== What you should do ==
Across the entries below, how many lines contain the string "date"? Give only the count.
[Start of Task material]
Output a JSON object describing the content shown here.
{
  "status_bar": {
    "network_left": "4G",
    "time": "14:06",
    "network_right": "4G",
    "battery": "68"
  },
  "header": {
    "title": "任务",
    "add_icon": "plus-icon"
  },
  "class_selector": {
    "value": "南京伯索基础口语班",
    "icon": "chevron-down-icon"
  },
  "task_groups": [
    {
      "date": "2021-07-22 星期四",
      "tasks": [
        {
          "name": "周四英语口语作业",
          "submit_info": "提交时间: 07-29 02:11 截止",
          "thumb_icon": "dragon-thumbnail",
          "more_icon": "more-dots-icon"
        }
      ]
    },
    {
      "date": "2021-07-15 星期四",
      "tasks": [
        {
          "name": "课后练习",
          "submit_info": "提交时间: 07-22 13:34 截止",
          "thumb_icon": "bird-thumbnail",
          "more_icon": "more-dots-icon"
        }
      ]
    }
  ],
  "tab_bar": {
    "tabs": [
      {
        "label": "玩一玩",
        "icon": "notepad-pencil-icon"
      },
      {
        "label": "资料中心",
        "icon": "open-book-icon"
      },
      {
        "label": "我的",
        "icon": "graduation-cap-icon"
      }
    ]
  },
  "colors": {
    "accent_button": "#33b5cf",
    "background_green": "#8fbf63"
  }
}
[End of Task material]
== Exercise answer ==
2